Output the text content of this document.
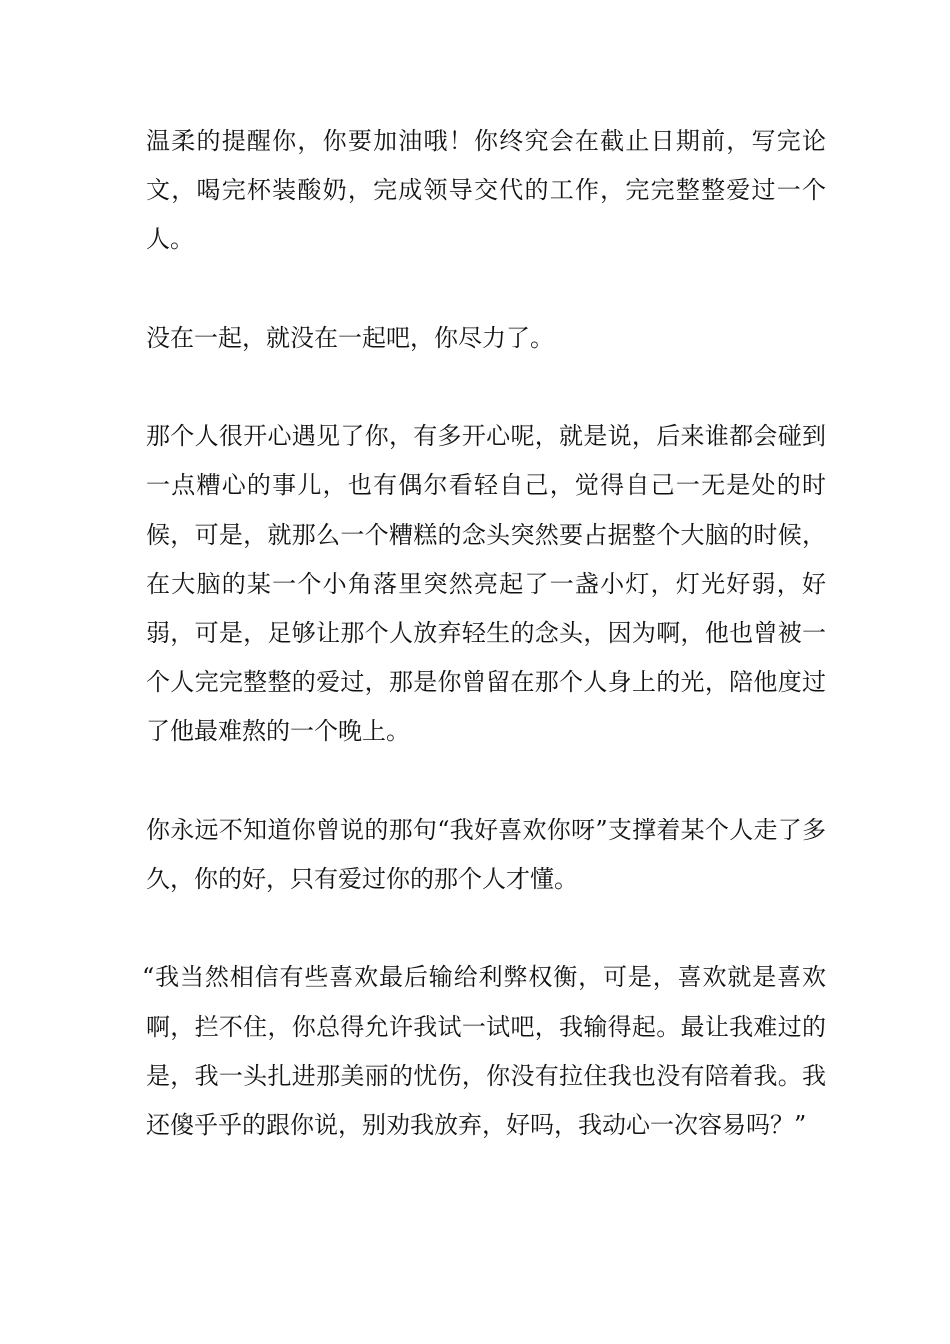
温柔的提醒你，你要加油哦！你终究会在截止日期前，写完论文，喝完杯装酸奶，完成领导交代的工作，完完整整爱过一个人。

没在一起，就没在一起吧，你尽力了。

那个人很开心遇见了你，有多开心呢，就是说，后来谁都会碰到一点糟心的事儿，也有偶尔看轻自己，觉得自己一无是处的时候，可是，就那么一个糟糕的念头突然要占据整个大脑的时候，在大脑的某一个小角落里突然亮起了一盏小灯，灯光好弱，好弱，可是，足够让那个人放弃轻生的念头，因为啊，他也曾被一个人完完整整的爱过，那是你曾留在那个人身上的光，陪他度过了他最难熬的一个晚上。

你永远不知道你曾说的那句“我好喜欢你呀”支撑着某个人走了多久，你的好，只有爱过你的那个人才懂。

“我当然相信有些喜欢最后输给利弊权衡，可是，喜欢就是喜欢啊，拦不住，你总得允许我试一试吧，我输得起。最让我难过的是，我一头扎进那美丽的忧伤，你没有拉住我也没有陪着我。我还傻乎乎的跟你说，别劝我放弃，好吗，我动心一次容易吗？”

---

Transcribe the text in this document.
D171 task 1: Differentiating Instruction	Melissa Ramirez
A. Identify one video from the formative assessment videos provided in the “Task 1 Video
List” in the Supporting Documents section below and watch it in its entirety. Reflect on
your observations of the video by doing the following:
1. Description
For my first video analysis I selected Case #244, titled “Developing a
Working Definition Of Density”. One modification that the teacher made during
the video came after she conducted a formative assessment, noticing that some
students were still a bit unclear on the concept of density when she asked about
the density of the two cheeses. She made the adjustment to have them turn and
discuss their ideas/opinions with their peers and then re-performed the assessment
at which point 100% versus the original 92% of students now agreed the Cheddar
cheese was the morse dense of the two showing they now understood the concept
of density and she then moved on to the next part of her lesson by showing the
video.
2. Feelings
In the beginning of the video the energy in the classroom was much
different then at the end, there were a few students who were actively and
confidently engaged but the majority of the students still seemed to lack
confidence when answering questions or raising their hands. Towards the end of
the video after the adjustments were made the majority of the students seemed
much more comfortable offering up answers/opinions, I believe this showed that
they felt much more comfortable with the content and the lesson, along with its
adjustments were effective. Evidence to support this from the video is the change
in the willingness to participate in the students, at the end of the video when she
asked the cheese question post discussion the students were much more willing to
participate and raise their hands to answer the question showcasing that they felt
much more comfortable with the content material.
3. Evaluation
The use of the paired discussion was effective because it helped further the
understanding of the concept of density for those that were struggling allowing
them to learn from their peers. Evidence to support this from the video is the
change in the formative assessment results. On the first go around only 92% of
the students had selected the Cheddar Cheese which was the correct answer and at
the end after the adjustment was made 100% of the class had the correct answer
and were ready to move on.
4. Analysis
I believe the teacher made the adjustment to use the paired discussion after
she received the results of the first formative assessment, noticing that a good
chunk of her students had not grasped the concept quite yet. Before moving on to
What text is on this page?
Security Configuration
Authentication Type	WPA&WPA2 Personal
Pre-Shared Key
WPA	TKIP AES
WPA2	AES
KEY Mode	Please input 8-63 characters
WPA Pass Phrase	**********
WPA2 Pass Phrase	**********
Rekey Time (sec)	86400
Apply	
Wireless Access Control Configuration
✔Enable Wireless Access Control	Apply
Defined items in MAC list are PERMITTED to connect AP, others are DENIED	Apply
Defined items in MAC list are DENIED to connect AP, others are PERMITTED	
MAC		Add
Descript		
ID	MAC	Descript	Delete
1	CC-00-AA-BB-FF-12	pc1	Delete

---

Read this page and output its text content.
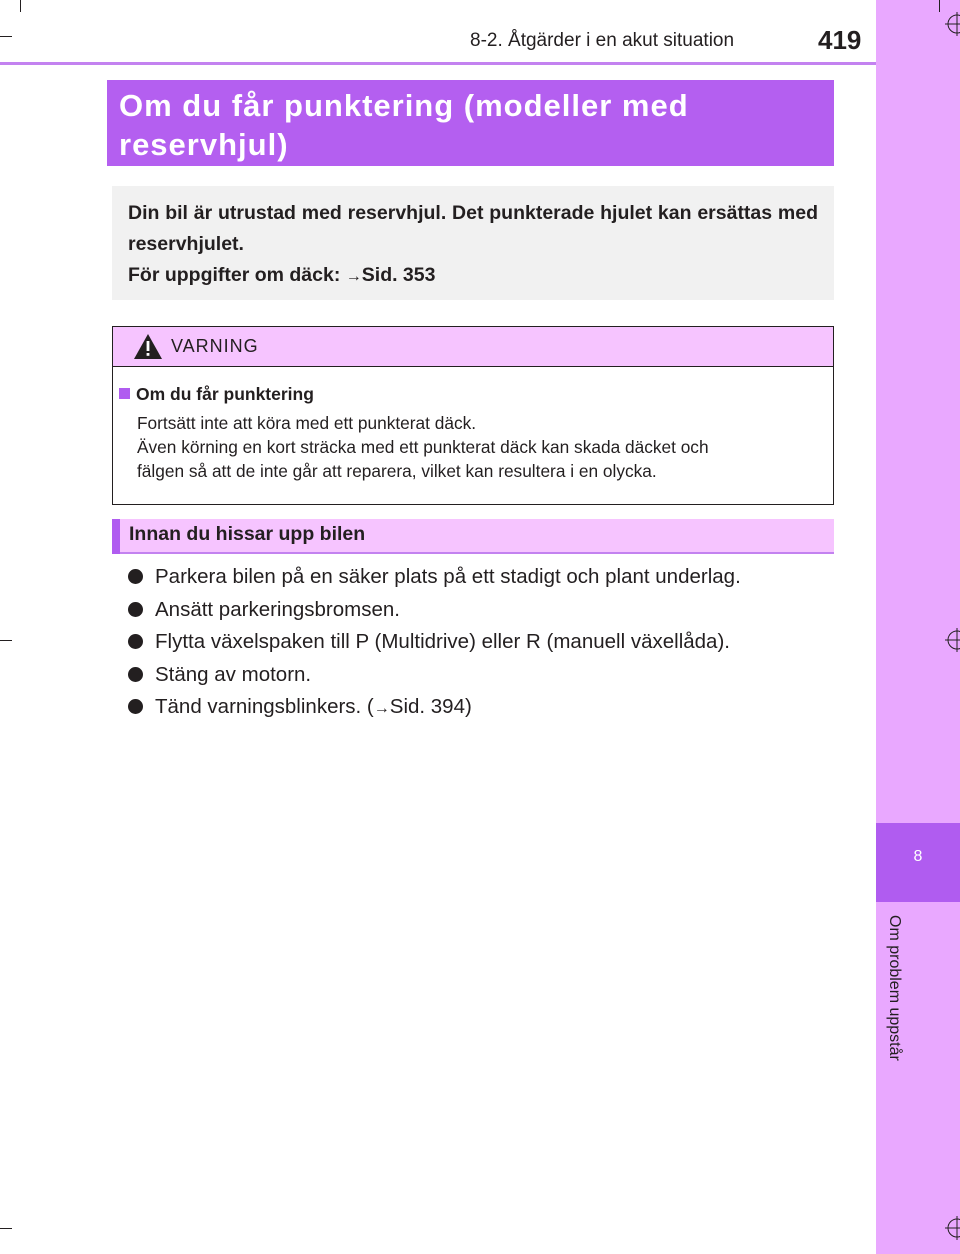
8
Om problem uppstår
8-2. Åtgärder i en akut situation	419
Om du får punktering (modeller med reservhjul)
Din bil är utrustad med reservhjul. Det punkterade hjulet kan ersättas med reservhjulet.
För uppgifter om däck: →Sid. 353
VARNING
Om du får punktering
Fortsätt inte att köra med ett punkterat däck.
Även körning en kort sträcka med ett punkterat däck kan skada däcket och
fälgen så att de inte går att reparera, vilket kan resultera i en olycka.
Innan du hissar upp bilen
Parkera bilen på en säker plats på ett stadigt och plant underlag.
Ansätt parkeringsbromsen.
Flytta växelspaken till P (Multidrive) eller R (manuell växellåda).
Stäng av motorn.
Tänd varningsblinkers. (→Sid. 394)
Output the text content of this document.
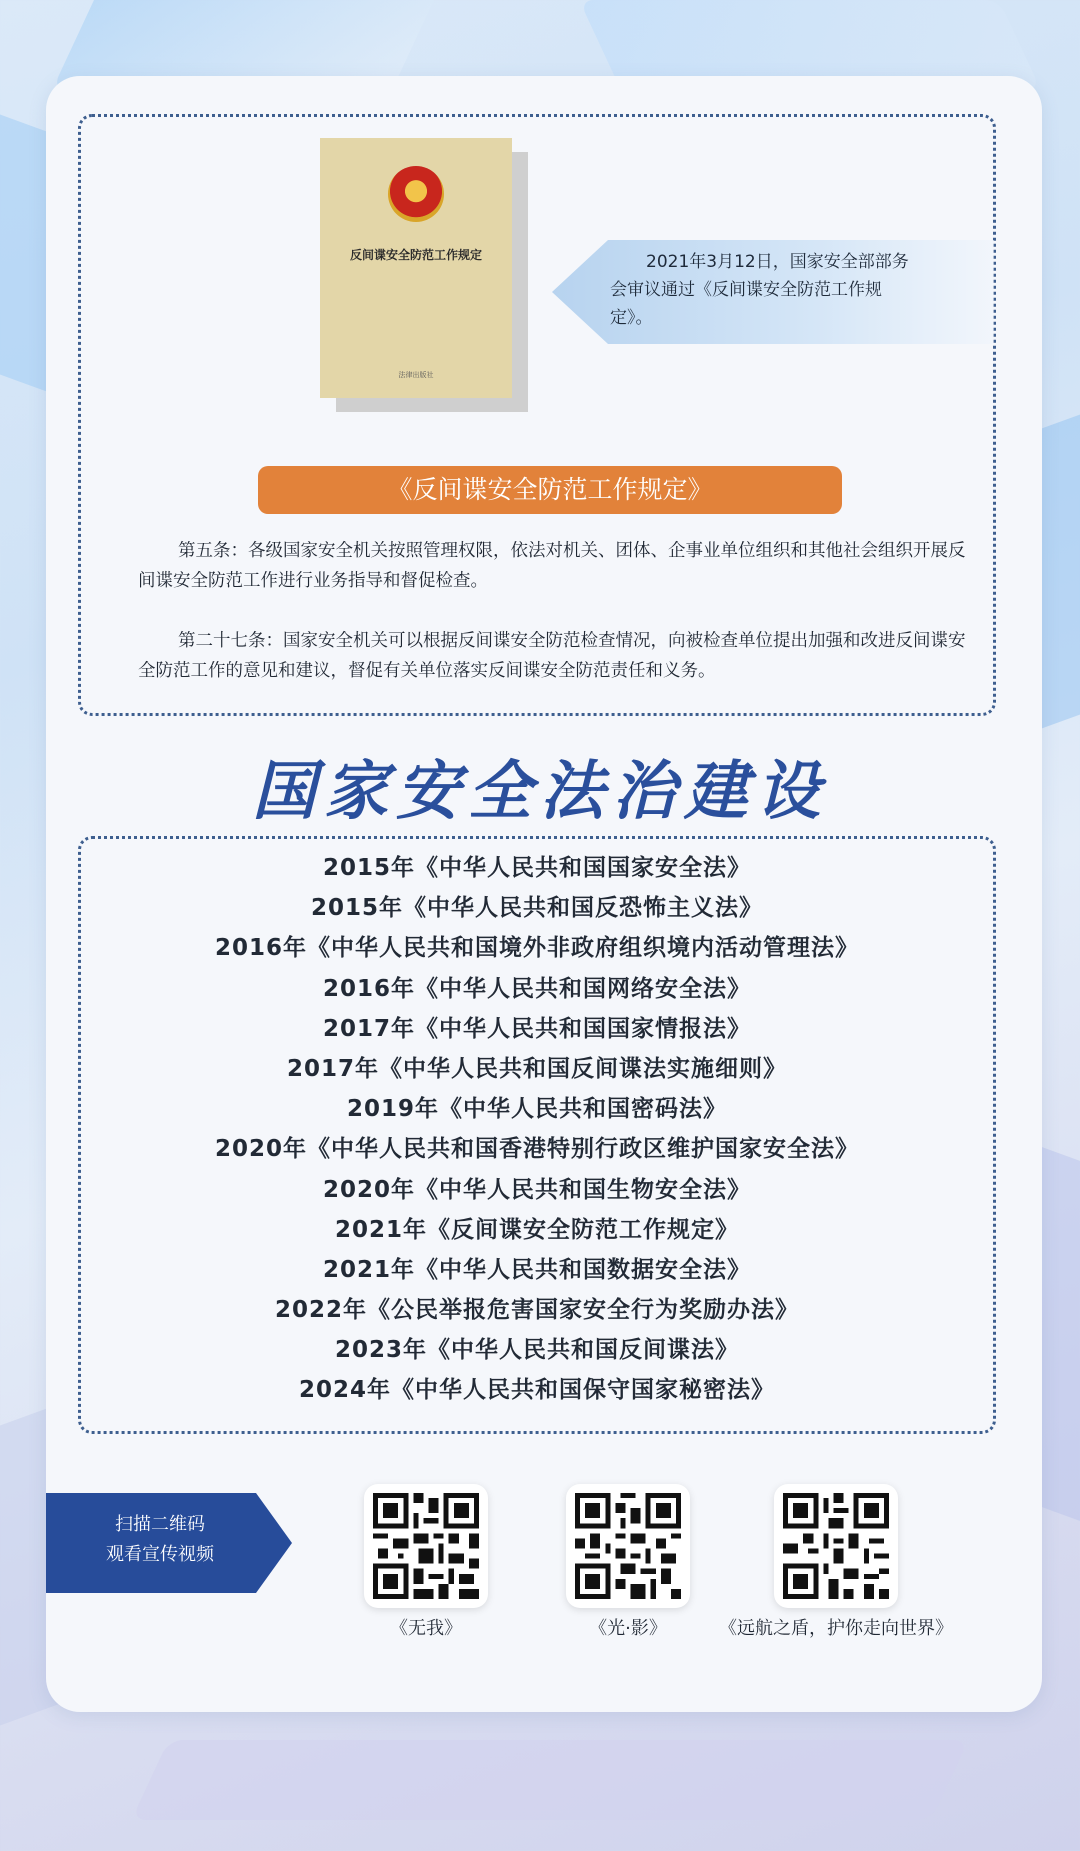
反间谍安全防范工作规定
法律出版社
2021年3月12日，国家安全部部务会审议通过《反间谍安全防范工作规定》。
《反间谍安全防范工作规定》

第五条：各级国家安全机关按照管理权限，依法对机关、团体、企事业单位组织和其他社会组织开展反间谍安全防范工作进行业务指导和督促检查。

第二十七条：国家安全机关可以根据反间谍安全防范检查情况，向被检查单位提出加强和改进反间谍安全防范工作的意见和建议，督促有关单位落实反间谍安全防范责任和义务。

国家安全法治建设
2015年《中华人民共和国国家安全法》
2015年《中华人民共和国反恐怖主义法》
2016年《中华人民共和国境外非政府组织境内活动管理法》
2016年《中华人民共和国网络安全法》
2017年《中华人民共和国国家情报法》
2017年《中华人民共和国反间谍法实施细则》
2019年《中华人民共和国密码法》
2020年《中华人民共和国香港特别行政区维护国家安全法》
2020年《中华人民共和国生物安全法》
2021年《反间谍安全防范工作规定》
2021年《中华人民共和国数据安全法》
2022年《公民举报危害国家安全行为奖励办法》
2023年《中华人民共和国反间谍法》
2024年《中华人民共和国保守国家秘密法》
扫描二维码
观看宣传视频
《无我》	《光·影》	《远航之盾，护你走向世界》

■ **Your instructions**
Look through the entries above; copy each line where the string "DENIED" appears.

■ **Exercise solution**
Defined items in MAC list are PERMITTED to connect AP, others are DENIED	Apply
Defined items in MAC list are DENIED to connect AP, others are PERMITTED	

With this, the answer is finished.